Stored data:
********
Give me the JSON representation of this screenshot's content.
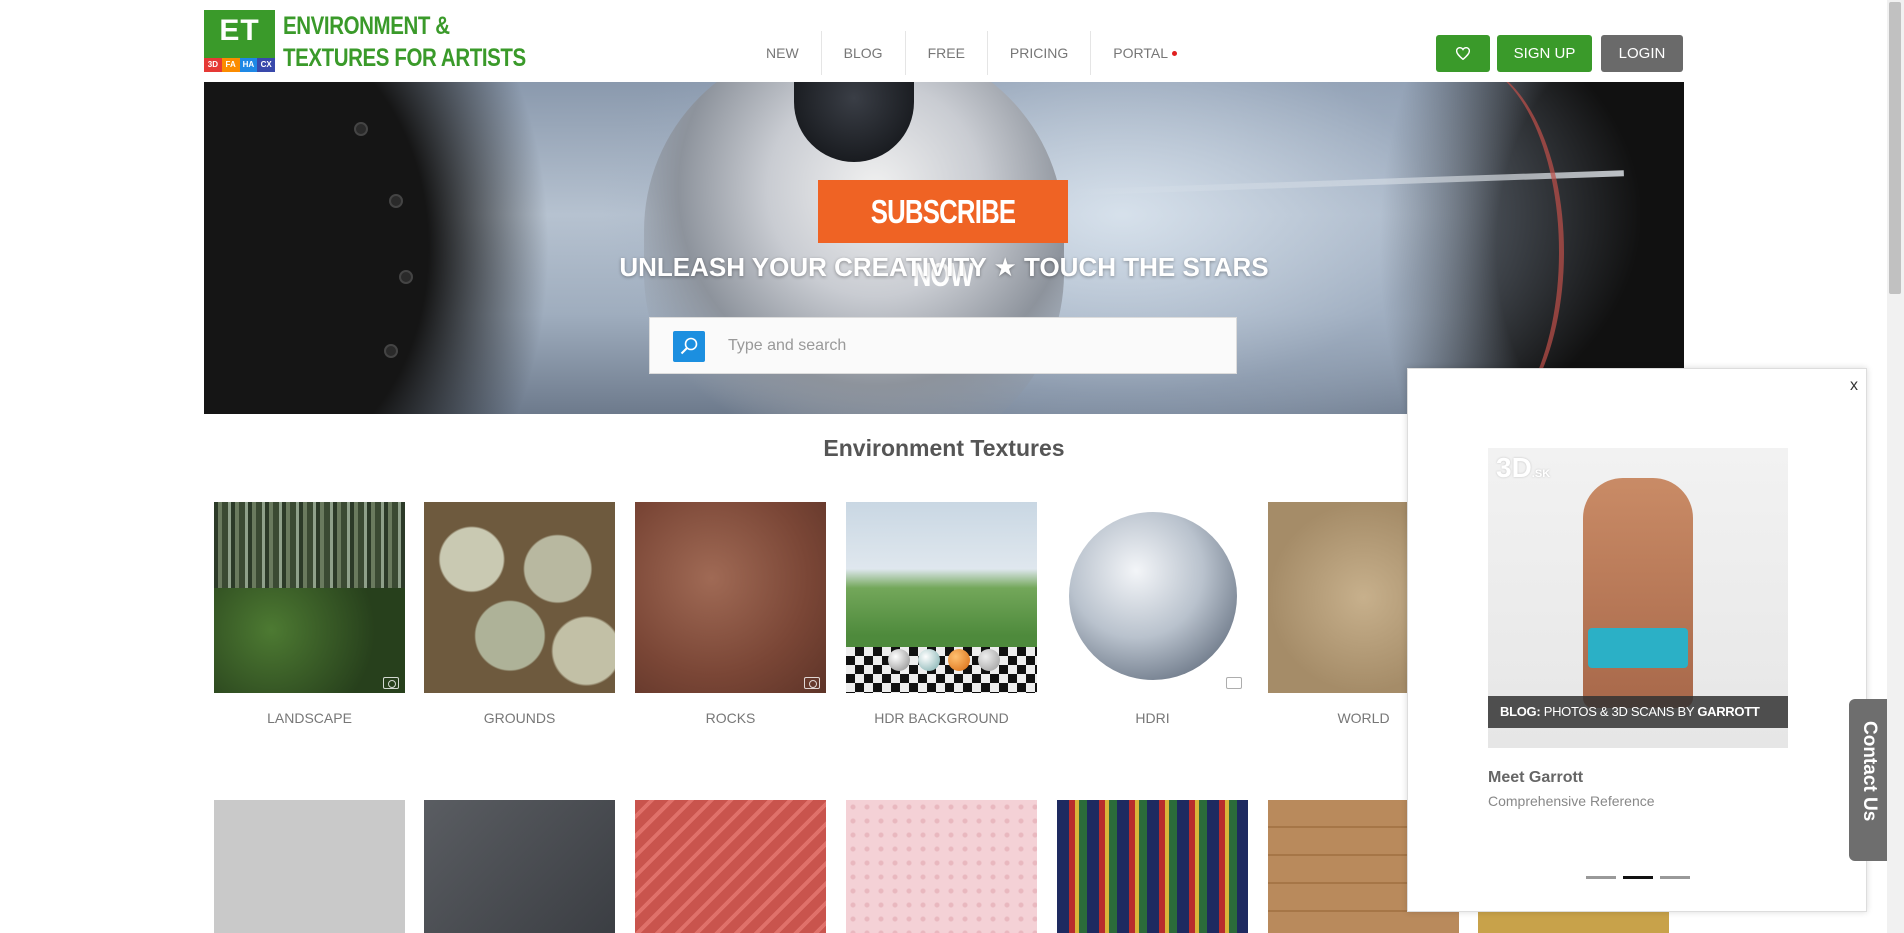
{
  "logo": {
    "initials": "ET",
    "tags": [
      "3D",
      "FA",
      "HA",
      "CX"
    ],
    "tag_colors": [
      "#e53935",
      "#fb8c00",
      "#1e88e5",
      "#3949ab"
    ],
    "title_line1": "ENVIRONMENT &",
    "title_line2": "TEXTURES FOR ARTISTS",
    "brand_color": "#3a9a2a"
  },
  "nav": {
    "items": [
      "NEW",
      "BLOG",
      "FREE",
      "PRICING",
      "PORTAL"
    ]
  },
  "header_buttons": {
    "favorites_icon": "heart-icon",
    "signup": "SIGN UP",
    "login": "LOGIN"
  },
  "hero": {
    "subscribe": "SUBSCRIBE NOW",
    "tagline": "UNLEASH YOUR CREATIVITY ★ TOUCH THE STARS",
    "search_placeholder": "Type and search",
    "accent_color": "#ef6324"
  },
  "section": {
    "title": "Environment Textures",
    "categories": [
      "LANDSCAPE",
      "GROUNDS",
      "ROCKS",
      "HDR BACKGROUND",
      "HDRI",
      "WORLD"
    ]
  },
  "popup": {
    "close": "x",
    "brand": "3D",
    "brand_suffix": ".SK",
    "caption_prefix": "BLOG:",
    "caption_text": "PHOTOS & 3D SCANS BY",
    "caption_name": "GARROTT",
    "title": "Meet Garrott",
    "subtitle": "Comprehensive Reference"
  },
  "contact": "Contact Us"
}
********
Directive:
Exact duplication of all the records is required; pictures are omitted from the copy.

Full response:
Give me the JSON representation of this screenshot's content.
{
  "logo": {
    "initials": "ET",
    "tags": [
      "3D",
      "FA",
      "HA",
      "CX"
    ],
    "tag_colors": [
      "#e53935",
      "#fb8c00",
      "#1e88e5",
      "#3949ab"
    ],
    "title_line1": "ENVIRONMENT &",
    "title_line2": "TEXTURES FOR ARTISTS",
    "brand_color": "#3a9a2a"
  },
  "nav": {
    "items": [
      "NEW",
      "BLOG",
      "FREE",
      "PRICING",
      "PORTAL"
    ]
  },
  "header_buttons": {
    "favorites_icon": "heart-icon",
    "signup": "SIGN UP",
    "login": "LOGIN"
  },
  "hero": {
    "subscribe": "SUBSCRIBE NOW",
    "tagline": "UNLEASH YOUR CREATIVITY ★ TOUCH THE STARS",
    "search_placeholder": "Type and search",
    "accent_color": "#ef6324"
  },
  "section": {
    "title": "Environment Textures",
    "categories": [
      "LANDSCAPE",
      "GROUNDS",
      "ROCKS",
      "HDR BACKGROUND",
      "HDRI",
      "WORLD"
    ]
  },
  "popup": {
    "close": "x",
    "brand": "3D",
    "brand_suffix": ".SK",
    "caption_prefix": "BLOG:",
    "caption_text": "PHOTOS & 3D SCANS BY",
    "caption_name": "GARROTT",
    "title": "Meet Garrott",
    "subtitle": "Comprehensive Reference"
  },
  "contact": "Contact Us"
}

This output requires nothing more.